### Given task
Exactly as written, print each record in the listing.

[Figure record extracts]
[start]
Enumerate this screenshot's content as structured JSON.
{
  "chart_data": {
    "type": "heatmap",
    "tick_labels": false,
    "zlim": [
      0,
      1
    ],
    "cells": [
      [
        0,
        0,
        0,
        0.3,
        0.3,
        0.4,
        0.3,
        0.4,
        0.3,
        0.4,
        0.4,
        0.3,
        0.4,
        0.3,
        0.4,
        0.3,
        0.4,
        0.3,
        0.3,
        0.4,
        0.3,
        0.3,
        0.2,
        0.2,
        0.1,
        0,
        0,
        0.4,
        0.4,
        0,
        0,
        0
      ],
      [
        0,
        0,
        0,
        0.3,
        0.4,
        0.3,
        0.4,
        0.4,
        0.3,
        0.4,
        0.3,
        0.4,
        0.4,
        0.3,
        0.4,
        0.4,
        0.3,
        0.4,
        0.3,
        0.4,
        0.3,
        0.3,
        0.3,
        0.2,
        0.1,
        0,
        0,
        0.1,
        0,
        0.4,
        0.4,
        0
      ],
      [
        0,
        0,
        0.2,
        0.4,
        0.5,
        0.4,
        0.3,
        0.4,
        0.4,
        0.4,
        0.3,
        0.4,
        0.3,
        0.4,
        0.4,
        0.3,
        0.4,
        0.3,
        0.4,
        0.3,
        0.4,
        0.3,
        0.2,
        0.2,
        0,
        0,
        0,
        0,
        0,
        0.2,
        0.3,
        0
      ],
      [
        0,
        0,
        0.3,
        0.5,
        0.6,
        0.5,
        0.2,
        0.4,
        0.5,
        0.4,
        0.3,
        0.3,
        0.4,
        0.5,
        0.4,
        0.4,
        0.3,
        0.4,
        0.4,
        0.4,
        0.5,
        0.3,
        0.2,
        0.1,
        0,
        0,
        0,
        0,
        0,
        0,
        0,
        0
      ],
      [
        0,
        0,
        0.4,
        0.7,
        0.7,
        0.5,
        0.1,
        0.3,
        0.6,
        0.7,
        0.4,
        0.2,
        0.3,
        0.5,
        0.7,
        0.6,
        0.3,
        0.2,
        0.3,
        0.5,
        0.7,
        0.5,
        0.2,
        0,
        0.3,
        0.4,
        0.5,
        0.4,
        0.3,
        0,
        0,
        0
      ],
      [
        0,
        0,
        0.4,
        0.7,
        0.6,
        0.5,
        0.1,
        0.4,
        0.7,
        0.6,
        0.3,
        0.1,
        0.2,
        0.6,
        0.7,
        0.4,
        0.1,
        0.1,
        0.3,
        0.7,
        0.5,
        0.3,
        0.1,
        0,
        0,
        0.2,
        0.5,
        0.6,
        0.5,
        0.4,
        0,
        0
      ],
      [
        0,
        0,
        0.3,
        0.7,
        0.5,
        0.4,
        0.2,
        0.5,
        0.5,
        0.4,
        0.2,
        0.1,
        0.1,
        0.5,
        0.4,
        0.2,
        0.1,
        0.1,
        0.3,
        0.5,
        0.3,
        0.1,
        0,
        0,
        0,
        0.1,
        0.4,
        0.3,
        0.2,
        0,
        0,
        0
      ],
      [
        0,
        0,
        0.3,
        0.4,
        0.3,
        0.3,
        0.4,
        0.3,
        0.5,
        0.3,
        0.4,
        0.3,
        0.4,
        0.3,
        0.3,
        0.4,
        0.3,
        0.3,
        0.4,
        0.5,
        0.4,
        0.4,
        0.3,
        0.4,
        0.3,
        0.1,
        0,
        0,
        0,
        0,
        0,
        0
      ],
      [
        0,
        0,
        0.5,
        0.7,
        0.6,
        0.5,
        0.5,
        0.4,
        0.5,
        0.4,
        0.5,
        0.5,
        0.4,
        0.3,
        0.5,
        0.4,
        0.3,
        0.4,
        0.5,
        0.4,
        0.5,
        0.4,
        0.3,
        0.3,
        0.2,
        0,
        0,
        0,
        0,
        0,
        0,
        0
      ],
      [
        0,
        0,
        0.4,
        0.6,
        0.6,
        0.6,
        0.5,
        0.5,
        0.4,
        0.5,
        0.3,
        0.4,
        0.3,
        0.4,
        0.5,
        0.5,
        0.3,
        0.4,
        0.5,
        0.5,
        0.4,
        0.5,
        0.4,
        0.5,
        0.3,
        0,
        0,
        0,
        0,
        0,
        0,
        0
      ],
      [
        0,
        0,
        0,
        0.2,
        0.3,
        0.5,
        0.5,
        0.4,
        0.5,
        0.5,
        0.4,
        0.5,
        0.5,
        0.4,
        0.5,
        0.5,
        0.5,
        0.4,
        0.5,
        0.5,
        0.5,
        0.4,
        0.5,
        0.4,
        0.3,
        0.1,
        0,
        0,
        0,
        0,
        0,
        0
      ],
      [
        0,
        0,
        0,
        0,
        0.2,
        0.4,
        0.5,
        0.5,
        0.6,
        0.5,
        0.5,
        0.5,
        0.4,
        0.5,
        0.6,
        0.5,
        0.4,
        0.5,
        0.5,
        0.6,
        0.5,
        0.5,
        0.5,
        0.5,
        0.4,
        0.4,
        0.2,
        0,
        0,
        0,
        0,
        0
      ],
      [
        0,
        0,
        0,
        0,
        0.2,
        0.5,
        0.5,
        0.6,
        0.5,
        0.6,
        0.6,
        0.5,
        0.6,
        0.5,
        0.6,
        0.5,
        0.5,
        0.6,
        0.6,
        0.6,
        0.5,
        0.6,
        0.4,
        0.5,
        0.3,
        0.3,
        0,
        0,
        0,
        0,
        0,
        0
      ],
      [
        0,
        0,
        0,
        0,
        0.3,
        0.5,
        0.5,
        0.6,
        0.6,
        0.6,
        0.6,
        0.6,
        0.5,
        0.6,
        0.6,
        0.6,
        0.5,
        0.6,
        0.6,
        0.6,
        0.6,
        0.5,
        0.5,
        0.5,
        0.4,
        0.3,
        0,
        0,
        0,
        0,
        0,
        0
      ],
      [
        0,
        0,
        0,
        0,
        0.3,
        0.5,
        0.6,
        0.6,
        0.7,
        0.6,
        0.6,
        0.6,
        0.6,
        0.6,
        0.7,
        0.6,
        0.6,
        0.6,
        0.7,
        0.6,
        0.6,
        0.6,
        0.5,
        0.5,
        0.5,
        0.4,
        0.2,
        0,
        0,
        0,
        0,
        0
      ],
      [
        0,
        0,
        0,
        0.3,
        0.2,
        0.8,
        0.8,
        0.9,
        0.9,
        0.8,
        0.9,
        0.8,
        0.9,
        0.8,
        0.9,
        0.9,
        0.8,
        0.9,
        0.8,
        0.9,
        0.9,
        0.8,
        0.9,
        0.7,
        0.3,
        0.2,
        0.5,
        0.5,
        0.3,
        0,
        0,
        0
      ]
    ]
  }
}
[end]
### Task response
Enumerate this screenshot's content as structured JSON.
{
  "chart_data": {
    "type": "heatmap",
    "tick_labels": false,
    "zlim": [
      0,
      1
    ],
    "cells": [
      [
        0,
        0,
        0,
        0.3,
        0.3,
        0.4,
        0.3,
        0.4,
        0.3,
        0.4,
        0.4,
        0.3,
        0.4,
        0.3,
        0.4,
        0.3,
        0.4,
        0.3,
        0.3,
        0.4,
        0.3,
        0.3,
        0.2,
        0.2,
        0.1,
        0,
        0,
        0.4,
        0.4,
        0,
        0,
        0
      ],
      [
        0,
        0,
        0,
        0.3,
        0.4,
        0.3,
        0.4,
        0.4,
        0.3,
        0.4,
        0.3,
        0.4,
        0.4,
        0.3,
        0.4,
        0.4,
        0.3,
        0.4,
        0.3,
        0.4,
        0.3,
        0.3,
        0.3,
        0.2,
        0.1,
        0,
        0,
        0.1,
        0,
        0.4,
        0.4,
        0
      ],
      [
        0,
        0,
        0.2,
        0.4,
        0.5,
        0.4,
        0.3,
        0.4,
        0.4,
        0.4,
        0.3,
        0.4,
        0.3,
        0.4,
        0.4,
        0.3,
        0.4,
        0.3,
        0.4,
        0.3,
        0.4,
        0.3,
        0.2,
        0.2,
        0,
        0,
        0,
        0,
        0,
        0.2,
        0.3,
        0
      ],
      [
        0,
        0,
        0.3,
        0.5,
        0.6,
        0.5,
        0.2,
        0.4,
        0.5,
        0.4,
        0.3,
        0.3,
        0.4,
        0.5,
        0.4,
        0.4,
        0.3,
        0.4,
        0.4,
        0.4,
        0.5,
        0.3,
        0.2,
        0.1,
        0,
        0,
        0,
        0,
        0,
        0,
        0,
        0
      ],
      [
        0,
        0,
        0.4,
        0.7,
        0.7,
        0.5,
        0.1,
        0.3,
        0.6,
        0.7,
        0.4,
        0.2,
        0.3,
        0.5,
        0.7,
        0.6,
        0.3,
        0.2,
        0.3,
        0.5,
        0.7,
        0.5,
        0.2,
        0,
        0.3,
        0.4,
        0.5,
        0.4,
        0.3,
        0,
        0,
        0
      ],
      [
        0,
        0,
        0.4,
        0.7,
        0.6,
        0.5,
        0.1,
        0.4,
        0.7,
        0.6,
        0.3,
        0.1,
        0.2,
        0.6,
        0.7,
        0.4,
        0.1,
        0.1,
        0.3,
        0.7,
        0.5,
        0.3,
        0.1,
        0,
        0,
        0.2,
        0.5,
        0.6,
        0.5,
        0.4,
        0,
        0
      ],
      [
        0,
        0,
        0.3,
        0.7,
        0.5,
        0.4,
        0.2,
        0.5,
        0.5,
        0.4,
        0.2,
        0.1,
        0.1,
        0.5,
        0.4,
        0.2,
        0.1,
        0.1,
        0.3,
        0.5,
        0.3,
        0.1,
        0,
        0,
        0,
        0.1,
        0.4,
        0.3,
        0.2,
        0,
        0,
        0
      ],
      [
        0,
        0,
        0.3,
        0.4,
        0.3,
        0.3,
        0.4,
        0.3,
        0.5,
        0.3,
        0.4,
        0.3,
        0.4,
        0.3,
        0.3,
        0.4,
        0.3,
        0.3,
        0.4,
        0.5,
        0.4,
        0.4,
        0.3,
        0.4,
        0.3,
        0.1,
        0,
        0,
        0,
        0,
        0,
        0
      ],
      [
        0,
        0,
        0.5,
        0.7,
        0.6,
        0.5,
        0.5,
        0.4,
        0.5,
        0.4,
        0.5,
        0.5,
        0.4,
        0.3,
        0.5,
        0.4,
        0.3,
        0.4,
        0.5,
        0.4,
        0.5,
        0.4,
        0.3,
        0.3,
        0.2,
        0,
        0,
        0,
        0,
        0,
        0,
        0
      ],
      [
        0,
        0,
        0.4,
        0.6,
        0.6,
        0.6,
        0.5,
        0.5,
        0.4,
        0.5,
        0.3,
        0.4,
        0.3,
        0.4,
        0.5,
        0.5,
        0.3,
        0.4,
        0.5,
        0.5,
        0.4,
        0.5,
        0.4,
        0.5,
        0.3,
        0,
        0,
        0,
        0,
        0,
        0,
        0
      ],
      [
        0,
        0,
        0,
        0.2,
        0.3,
        0.5,
        0.5,
        0.4,
        0.5,
        0.5,
        0.4,
        0.5,
        0.5,
        0.4,
        0.5,
        0.5,
        0.5,
        0.4,
        0.5,
        0.5,
        0.5,
        0.4,
        0.5,
        0.4,
        0.3,
        0.1,
        0,
        0,
        0,
        0,
        0,
        0
      ],
      [
        0,
        0,
        0,
        0,
        0.2,
        0.4,
        0.5,
        0.5,
        0.6,
        0.5,
        0.5,
        0.5,
        0.4,
        0.5,
        0.6,
        0.5,
        0.4,
        0.5,
        0.5,
        0.6,
        0.5,
        0.5,
        0.5,
        0.5,
        0.4,
        0.4,
        0.2,
        0,
        0,
        0,
        0,
        0
      ],
      [
        0,
        0,
        0,
        0,
        0.2,
        0.5,
        0.5,
        0.6,
        0.5,
        0.6,
        0.6,
        0.5,
        0.6,
        0.5,
        0.6,
        0.5,
        0.5,
        0.6,
        0.6,
        0.6,
        0.5,
        0.6,
        0.4,
        0.5,
        0.3,
        0.3,
        0,
        0,
        0,
        0,
        0,
        0
      ],
      [
        0,
        0,
        0,
        0,
        0.3,
        0.5,
        0.5,
        0.6,
        0.6,
        0.6,
        0.6,
        0.6,
        0.5,
        0.6,
        0.6,
        0.6,
        0.5,
        0.6,
        0.6,
        0.6,
        0.6,
        0.5,
        0.5,
        0.5,
        0.4,
        0.3,
        0,
        0,
        0,
        0,
        0,
        0
      ],
      [
        0,
        0,
        0,
        0,
        0.3,
        0.5,
        0.6,
        0.6,
        0.7,
        0.6,
        0.6,
        0.6,
        0.6,
        0.6,
        0.7,
        0.6,
        0.6,
        0.6,
        0.7,
        0.6,
        0.6,
        0.6,
        0.5,
        0.5,
        0.5,
        0.4,
        0.2,
        0,
        0,
        0,
        0,
        0
      ],
      [
        0,
        0,
        0,
        0.3,
        0.2,
        0.8,
        0.8,
        0.9,
        0.9,
        0.8,
        0.9,
        0.8,
        0.9,
        0.8,
        0.9,
        0.9,
        0.8,
        0.9,
        0.8,
        0.9,
        0.9,
        0.8,
        0.9,
        0.7,
        0.3,
        0.2,
        0.5,
        0.5,
        0.3,
        0,
        0,
        0
      ]
    ]
  }
}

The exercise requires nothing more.